> [What needs to be done]:
Check each line of the records below and collect those holding "lorsque".
- - -
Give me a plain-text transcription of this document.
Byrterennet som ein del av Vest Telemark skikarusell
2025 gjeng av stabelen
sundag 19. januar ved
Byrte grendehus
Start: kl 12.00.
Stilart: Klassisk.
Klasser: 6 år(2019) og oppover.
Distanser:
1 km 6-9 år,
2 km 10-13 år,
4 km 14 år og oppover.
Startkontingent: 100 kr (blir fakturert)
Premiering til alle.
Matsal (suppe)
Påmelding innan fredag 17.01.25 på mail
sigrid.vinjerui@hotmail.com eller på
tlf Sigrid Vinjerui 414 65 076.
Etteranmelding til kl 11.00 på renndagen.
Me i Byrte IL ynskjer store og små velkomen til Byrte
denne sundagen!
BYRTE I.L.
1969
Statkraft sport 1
- - -
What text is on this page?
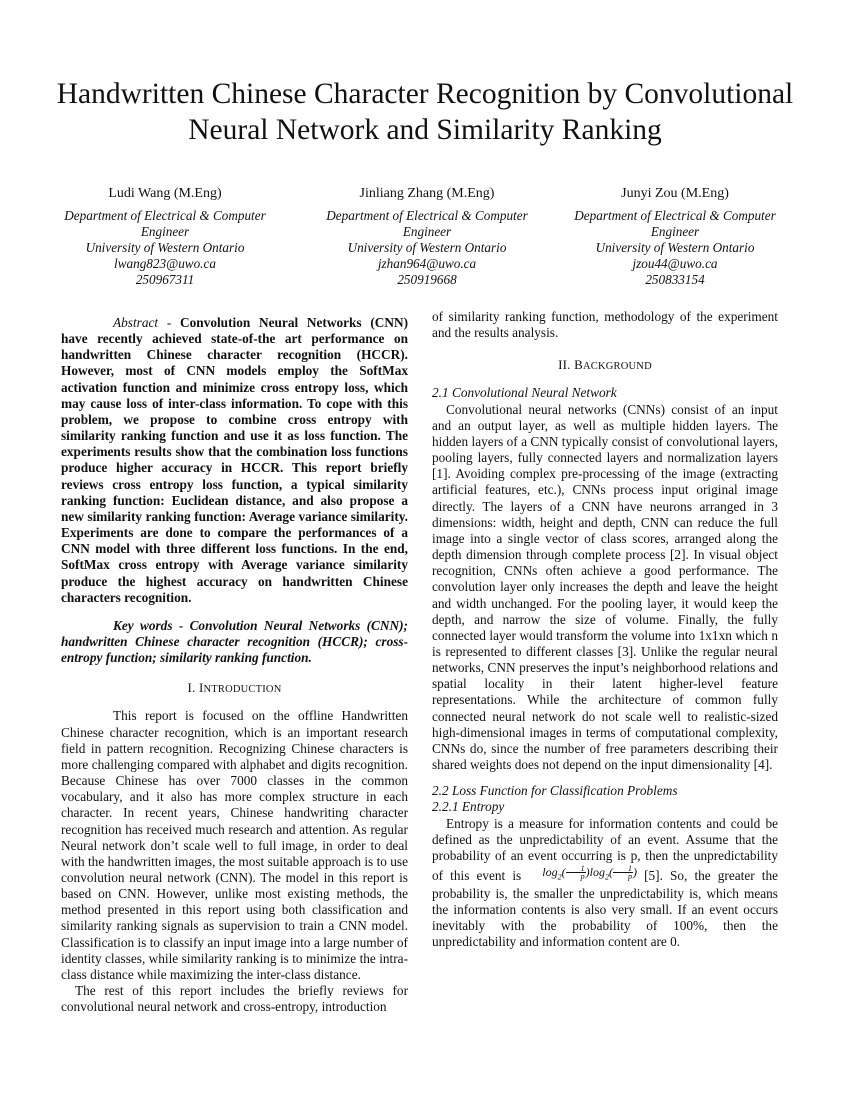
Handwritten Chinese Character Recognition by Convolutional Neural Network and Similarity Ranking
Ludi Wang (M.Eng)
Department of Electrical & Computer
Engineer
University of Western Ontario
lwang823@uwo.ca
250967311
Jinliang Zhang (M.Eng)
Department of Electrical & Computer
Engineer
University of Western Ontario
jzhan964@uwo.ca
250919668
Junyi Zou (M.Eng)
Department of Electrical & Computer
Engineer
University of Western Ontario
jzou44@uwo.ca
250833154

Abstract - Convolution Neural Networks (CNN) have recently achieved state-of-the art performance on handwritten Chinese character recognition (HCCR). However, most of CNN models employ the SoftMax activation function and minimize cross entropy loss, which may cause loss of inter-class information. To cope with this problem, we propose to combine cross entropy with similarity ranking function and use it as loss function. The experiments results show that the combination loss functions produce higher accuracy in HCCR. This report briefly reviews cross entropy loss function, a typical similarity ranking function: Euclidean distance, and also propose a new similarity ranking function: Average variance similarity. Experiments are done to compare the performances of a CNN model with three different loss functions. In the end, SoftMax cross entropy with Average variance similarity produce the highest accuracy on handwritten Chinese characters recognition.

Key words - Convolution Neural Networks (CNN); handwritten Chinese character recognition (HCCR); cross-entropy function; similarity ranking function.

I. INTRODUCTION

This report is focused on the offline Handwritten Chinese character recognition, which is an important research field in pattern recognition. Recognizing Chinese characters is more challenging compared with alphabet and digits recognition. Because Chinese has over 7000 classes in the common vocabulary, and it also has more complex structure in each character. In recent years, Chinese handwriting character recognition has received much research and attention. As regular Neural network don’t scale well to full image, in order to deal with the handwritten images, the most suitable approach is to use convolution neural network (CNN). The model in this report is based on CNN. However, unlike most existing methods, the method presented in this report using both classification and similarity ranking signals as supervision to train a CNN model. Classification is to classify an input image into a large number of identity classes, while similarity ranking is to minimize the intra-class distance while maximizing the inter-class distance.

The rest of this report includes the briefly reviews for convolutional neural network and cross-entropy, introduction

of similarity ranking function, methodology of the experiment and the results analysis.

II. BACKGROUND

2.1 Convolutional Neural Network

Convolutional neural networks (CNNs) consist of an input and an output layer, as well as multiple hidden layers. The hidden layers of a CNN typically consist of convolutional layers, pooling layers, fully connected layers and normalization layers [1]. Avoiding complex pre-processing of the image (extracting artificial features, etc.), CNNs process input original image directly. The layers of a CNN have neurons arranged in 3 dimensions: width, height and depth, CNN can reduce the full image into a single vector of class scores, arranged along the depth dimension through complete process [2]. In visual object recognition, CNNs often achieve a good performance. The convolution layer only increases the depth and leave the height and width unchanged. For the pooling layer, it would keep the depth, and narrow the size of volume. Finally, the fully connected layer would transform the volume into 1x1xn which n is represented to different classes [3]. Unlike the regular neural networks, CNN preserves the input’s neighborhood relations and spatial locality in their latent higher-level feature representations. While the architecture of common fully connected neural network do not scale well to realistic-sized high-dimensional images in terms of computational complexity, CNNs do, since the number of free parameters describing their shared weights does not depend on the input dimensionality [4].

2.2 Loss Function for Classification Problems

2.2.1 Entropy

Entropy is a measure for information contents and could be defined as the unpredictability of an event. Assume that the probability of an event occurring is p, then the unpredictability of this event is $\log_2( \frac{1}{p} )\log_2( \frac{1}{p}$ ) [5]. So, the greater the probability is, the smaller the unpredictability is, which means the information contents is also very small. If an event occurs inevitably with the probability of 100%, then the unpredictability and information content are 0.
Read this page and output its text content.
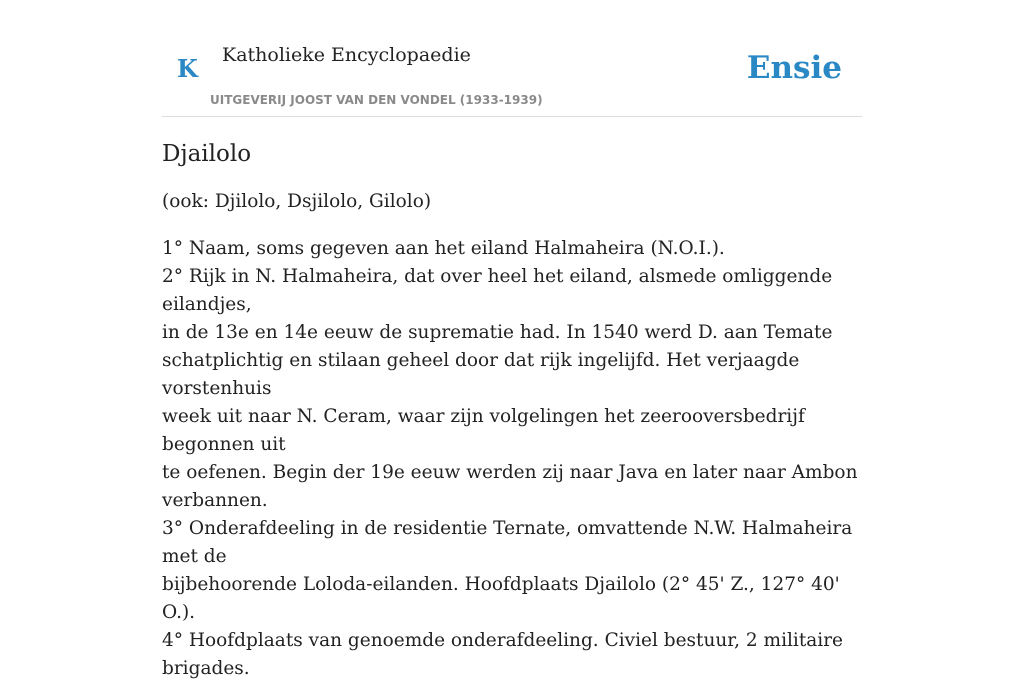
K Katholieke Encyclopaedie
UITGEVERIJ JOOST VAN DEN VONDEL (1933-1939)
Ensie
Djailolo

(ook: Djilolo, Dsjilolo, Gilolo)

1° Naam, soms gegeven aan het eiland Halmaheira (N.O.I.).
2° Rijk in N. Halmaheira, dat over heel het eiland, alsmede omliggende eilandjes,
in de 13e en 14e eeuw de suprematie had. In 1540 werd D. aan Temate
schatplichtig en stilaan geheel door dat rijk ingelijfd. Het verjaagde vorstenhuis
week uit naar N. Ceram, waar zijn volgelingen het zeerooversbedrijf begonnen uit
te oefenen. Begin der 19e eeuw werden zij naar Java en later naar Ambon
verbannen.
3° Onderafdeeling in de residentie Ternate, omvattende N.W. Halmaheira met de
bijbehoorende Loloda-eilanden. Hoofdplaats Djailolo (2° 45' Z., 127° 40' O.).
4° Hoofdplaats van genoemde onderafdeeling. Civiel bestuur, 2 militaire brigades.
- - -
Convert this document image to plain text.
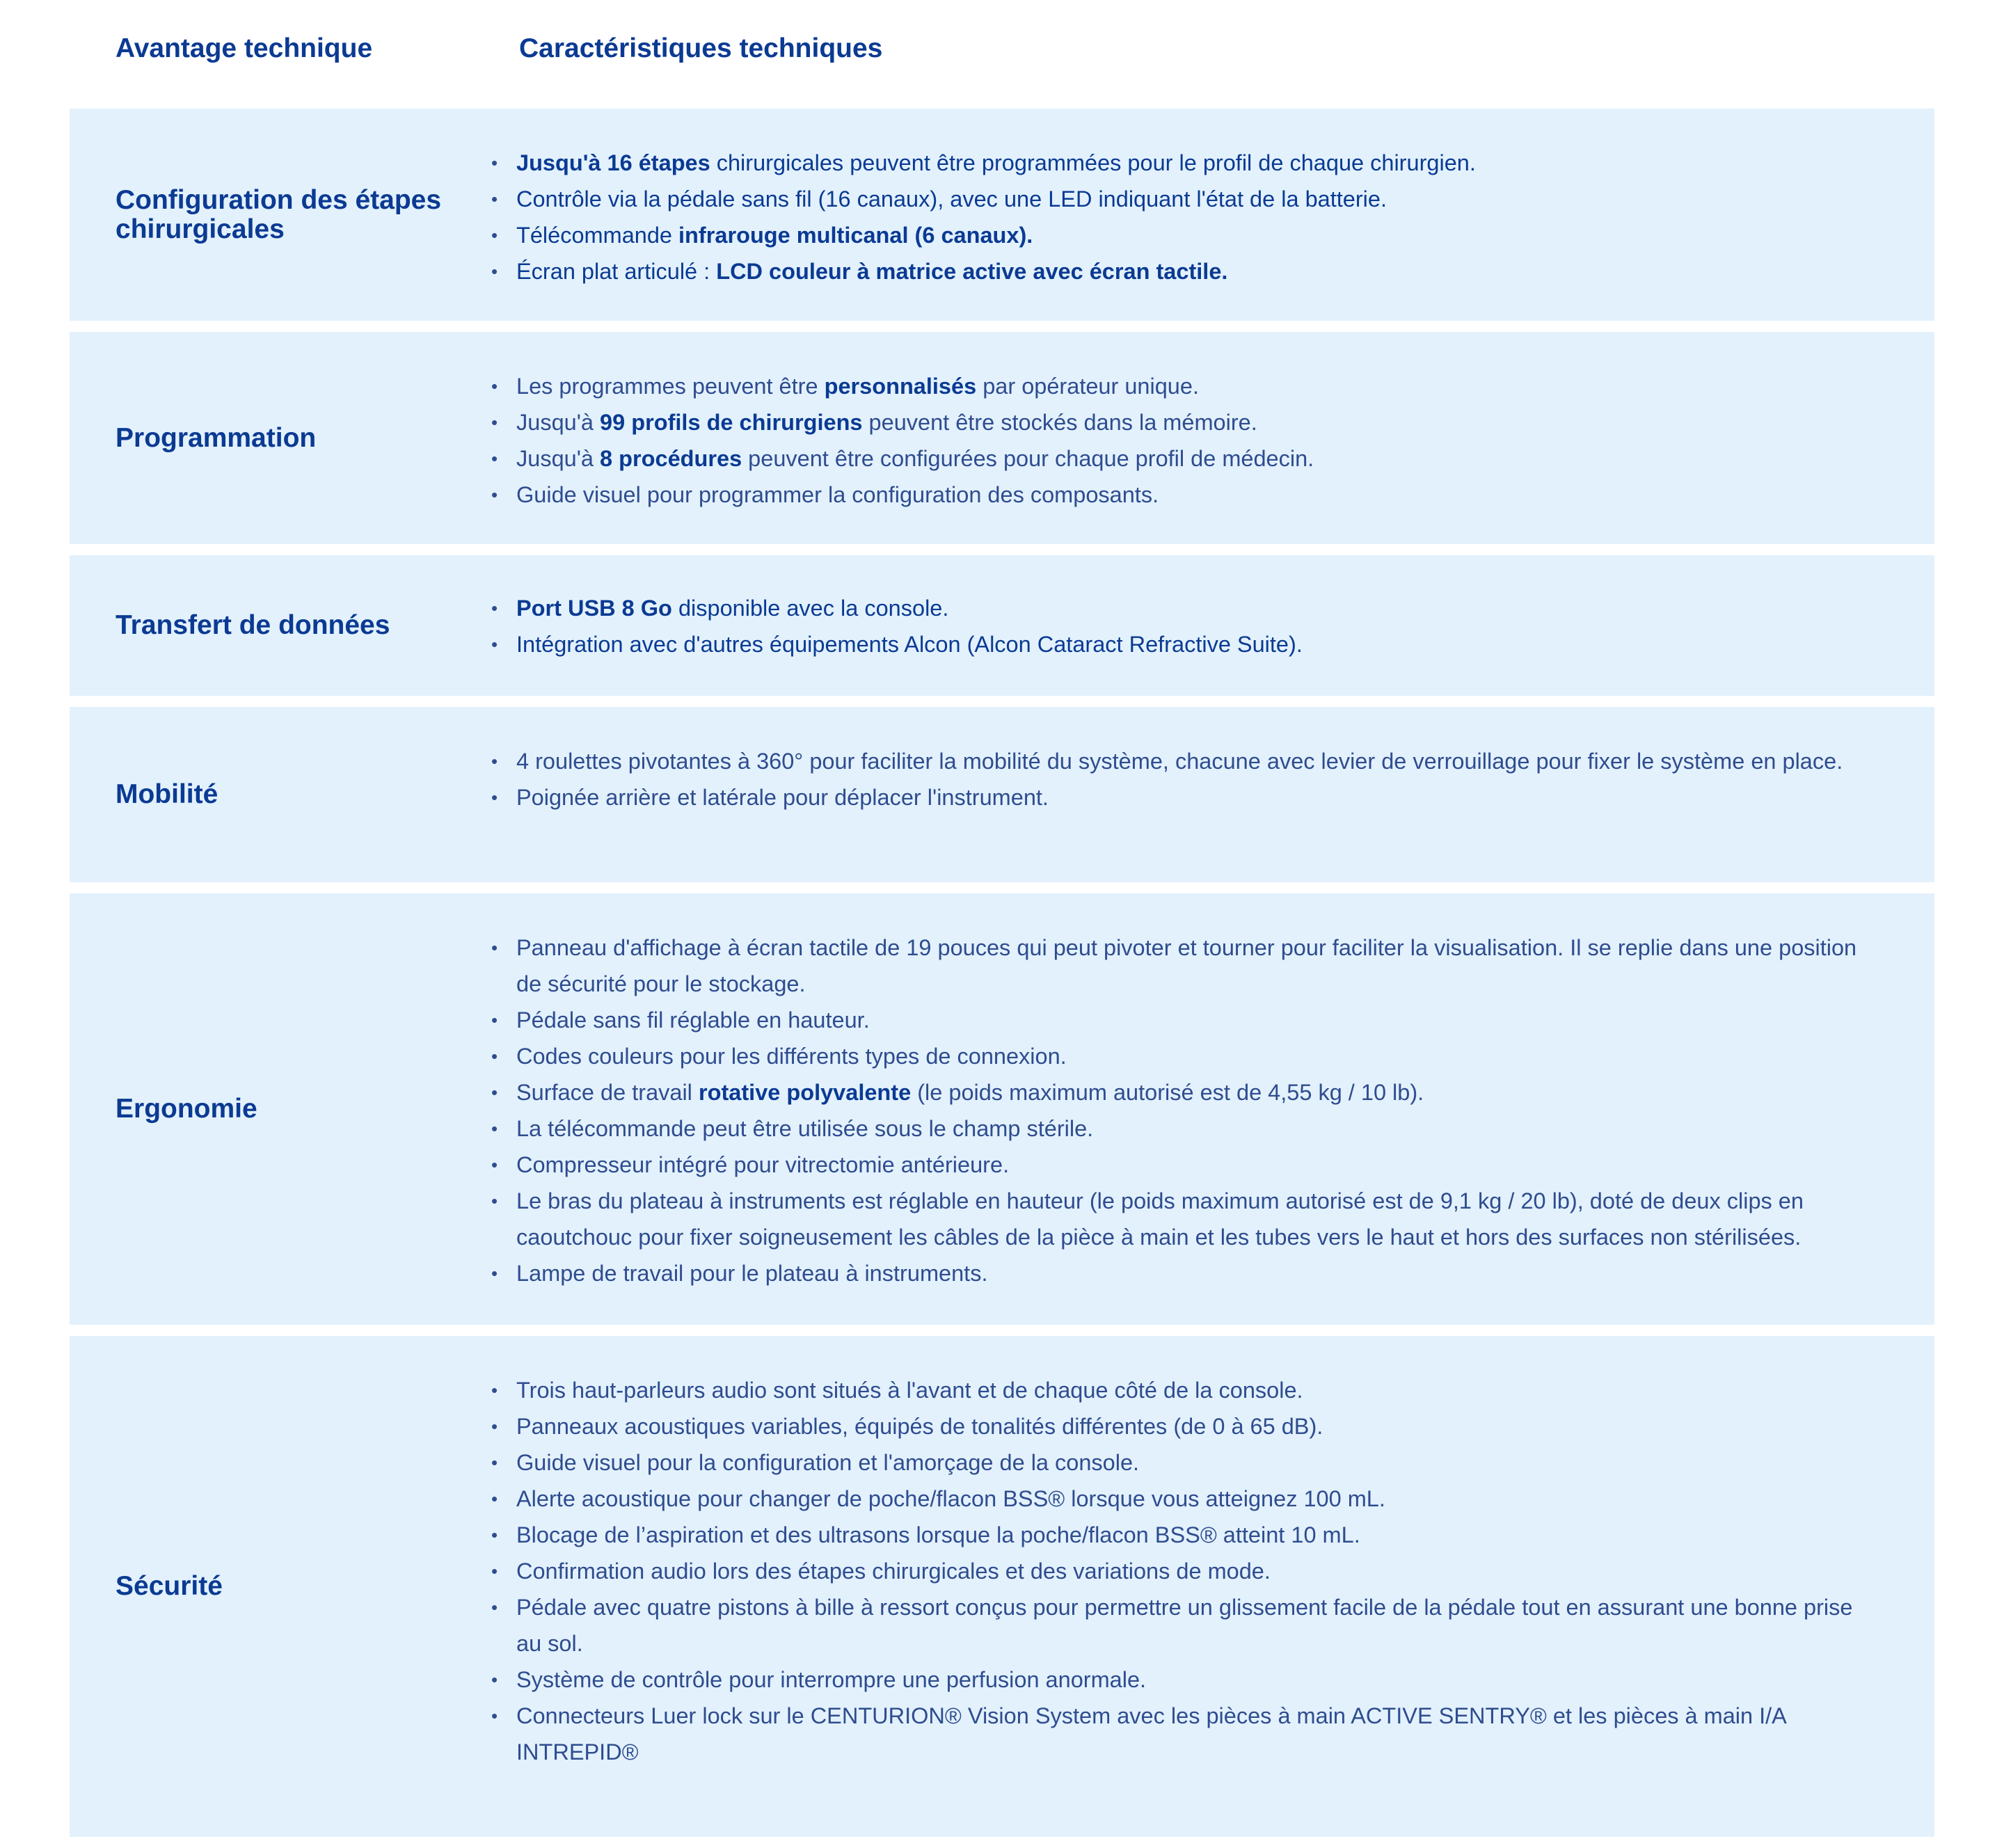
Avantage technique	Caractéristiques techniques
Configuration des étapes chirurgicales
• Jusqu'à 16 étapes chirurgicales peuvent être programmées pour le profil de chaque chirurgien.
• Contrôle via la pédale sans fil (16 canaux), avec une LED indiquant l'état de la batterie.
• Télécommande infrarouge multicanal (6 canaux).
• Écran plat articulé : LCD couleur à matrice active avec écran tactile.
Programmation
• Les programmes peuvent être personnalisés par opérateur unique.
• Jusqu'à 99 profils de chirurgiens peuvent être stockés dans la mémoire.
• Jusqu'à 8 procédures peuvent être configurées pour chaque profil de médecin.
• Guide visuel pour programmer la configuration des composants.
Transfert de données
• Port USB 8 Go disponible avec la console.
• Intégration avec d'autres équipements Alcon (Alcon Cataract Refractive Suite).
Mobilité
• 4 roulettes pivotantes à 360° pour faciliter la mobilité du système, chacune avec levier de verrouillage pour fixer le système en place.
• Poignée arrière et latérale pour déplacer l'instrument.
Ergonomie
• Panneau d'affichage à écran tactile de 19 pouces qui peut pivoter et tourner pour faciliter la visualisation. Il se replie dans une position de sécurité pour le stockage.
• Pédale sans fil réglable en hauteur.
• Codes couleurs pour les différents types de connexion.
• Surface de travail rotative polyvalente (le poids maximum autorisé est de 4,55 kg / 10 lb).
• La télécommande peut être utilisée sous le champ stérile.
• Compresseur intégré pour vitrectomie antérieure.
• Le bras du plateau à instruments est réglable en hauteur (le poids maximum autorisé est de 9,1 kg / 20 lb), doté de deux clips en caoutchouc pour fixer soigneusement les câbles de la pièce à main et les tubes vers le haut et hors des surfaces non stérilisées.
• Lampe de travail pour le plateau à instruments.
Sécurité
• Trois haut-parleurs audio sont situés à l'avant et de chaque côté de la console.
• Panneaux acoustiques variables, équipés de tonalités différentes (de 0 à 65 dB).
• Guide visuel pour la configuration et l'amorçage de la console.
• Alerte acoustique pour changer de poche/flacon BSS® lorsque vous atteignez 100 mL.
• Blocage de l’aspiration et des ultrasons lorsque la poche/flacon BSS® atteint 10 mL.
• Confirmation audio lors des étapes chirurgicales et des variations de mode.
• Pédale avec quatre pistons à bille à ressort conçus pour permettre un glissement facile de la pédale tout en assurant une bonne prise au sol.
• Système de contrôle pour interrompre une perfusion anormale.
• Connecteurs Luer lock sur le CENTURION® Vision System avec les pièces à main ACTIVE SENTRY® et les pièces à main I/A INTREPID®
- - -
> [Solution below]:
• Alerte acoustique pour changer de poche/flacon BSS® lorsque vous atteignez 100 mL.
• Blocage de l’aspiration et des ultrasons lorsque la poche/flacon BSS® atteint 10 mL.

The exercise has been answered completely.